### Task brief
Everything in the listing except the pictures should be written out exactly.

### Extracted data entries
|---|

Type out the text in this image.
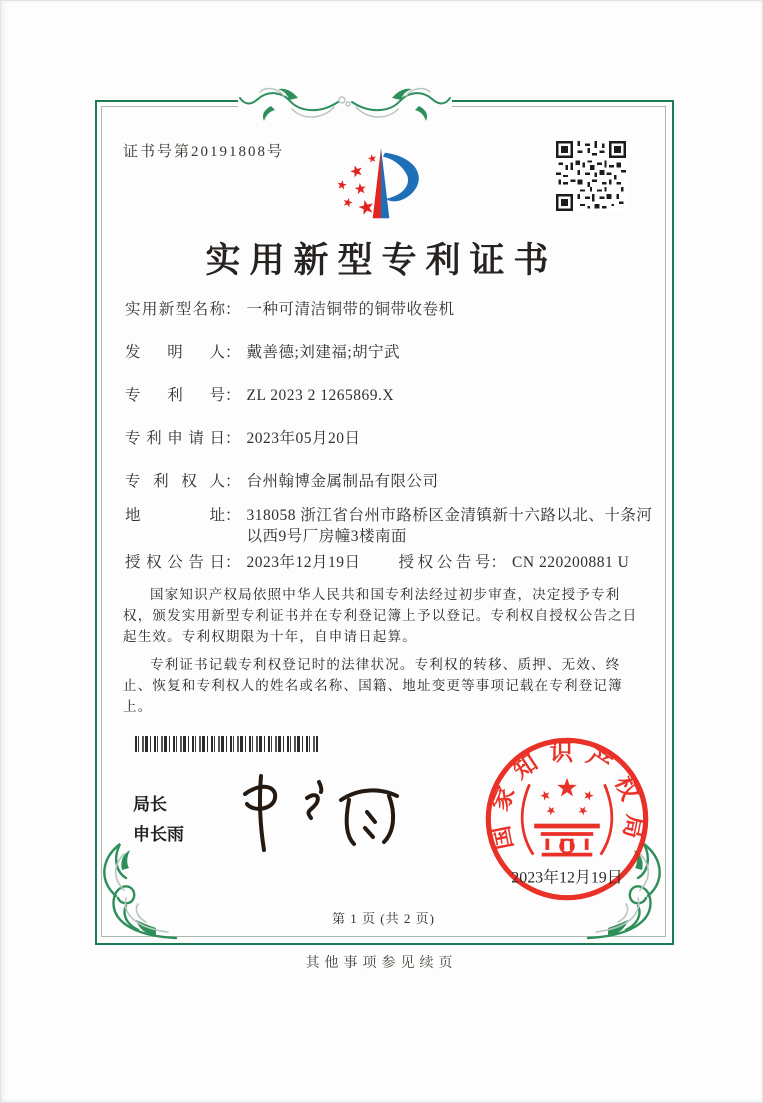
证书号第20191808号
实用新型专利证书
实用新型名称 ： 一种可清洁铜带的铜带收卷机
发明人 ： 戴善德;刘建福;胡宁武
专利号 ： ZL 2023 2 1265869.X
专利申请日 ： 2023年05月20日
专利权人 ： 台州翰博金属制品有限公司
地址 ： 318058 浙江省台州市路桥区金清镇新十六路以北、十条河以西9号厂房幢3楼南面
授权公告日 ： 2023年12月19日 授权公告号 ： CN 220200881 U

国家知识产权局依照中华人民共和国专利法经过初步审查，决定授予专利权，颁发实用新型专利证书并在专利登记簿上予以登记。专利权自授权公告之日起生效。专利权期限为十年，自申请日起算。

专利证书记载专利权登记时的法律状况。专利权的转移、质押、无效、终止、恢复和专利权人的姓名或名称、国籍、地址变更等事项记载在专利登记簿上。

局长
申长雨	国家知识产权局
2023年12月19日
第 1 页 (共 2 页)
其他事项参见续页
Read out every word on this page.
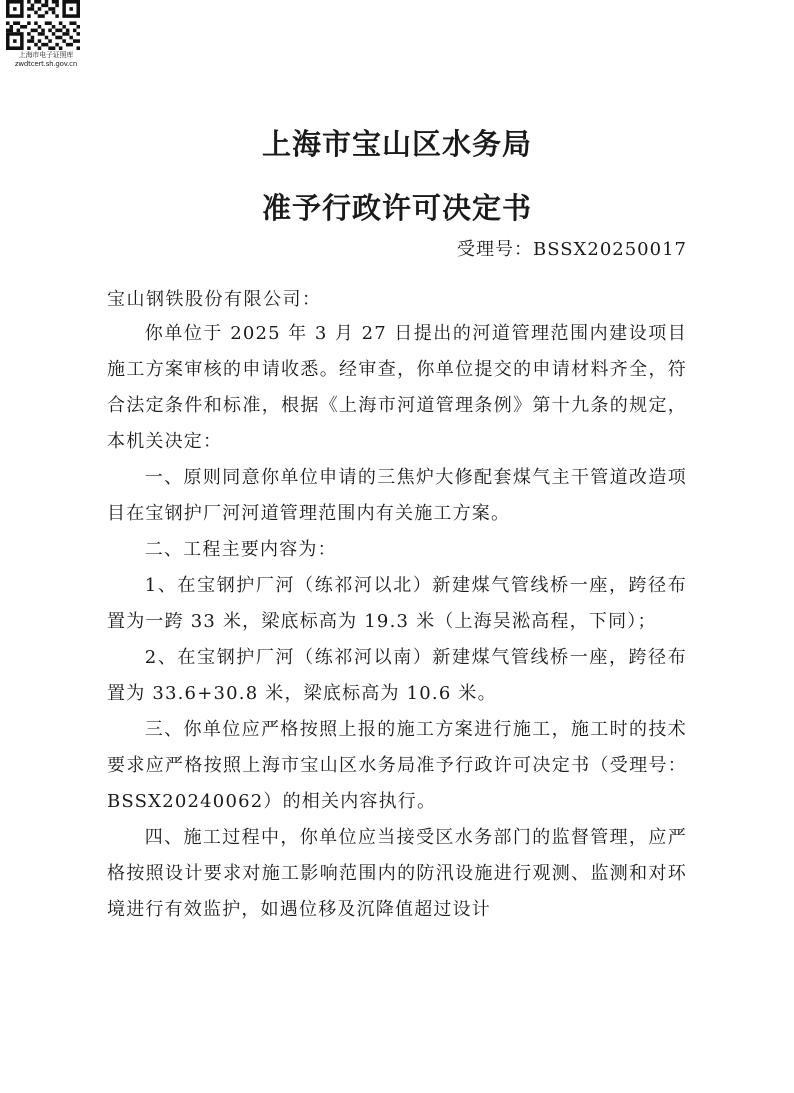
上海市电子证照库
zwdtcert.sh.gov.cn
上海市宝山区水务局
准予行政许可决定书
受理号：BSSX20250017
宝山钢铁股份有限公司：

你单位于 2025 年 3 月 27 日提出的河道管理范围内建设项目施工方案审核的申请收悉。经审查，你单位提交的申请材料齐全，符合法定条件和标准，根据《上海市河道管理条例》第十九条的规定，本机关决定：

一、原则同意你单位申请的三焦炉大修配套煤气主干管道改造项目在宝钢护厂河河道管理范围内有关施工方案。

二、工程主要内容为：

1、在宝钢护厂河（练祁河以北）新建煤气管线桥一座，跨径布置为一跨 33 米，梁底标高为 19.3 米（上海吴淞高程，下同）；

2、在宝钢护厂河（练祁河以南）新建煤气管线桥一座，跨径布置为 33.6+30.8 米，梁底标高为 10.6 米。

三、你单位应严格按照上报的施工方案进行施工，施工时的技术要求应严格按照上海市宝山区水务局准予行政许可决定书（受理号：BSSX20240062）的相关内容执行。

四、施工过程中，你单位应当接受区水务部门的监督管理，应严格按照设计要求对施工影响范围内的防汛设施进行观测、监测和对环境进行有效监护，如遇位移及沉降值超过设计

|---|

### The output
Type out the text in this image.
证书号第20191808号
实用新型专利证书
实用新型名称 ： 一种可清洁铜带的铜带收卷机
发明人 ： 戴善德;刘建福;胡宁武
专利号 ： ZL 2023 2 1265869.X
专利申请日 ： 2023年05月20日
专利权人 ： 台州翰博金属制品有限公司
地址 ： 318058 浙江省台州市路桥区金清镇新十六路以北、十条河以西9号厂房幢3楼南面
授权公告日 ： 2023年12月19日 授权公告号 ： CN 220200881 U

国家知识产权局依照中华人民共和国专利法经过初步审查，决定授予专利权，颁发实用新型专利证书并在专利登记簿上予以登记。专利权自授权公告之日起生效。专利权期限为十年，自申请日起算。

专利证书记载专利权登记时的法律状况。专利权的转移、质押、无效、终止、恢复和专利权人的姓名或名称、国籍、地址变更等事项记载在专利登记簿上。

局长
申长雨	国家知识产权局
2023年12月19日
第 1 页 (共 2 页)
其他事项参见续页
Read out every word on this page.
上海市电子证照库
zwdtcert.sh.gov.cn
上海市宝山区水务局
准予行政许可决定书
受理号：BSSX20250017
宝山钢铁股份有限公司：

你单位于 2025 年 3 月 27 日提出的河道管理范围内建设项目施工方案审核的申请收悉。经审查，你单位提交的申请材料齐全，符合法定条件和标准，根据《上海市河道管理条例》第十九条的规定，本机关决定：

一、原则同意你单位申请的三焦炉大修配套煤气主干管道改造项目在宝钢护厂河河道管理范围内有关施工方案。

二、工程主要内容为：

1、在宝钢护厂河（练祁河以北）新建煤气管线桥一座，跨径布置为一跨 33 米，梁底标高为 19.3 米（上海吴淞高程，下同）；

2、在宝钢护厂河（练祁河以南）新建煤气管线桥一座，跨径布置为 33.6+30.8 米，梁底标高为 10.6 米。

三、你单位应严格按照上报的施工方案进行施工，施工时的技术要求应严格按照上海市宝山区水务局准予行政许可决定书（受理号：BSSX20240062）的相关内容执行。

四、施工过程中，你单位应当接受区水务部门的监督管理，应严格按照设计要求对施工影响范围内的防汛设施进行观测、监测和对环境进行有效监护，如遇位移及沉降值超过设计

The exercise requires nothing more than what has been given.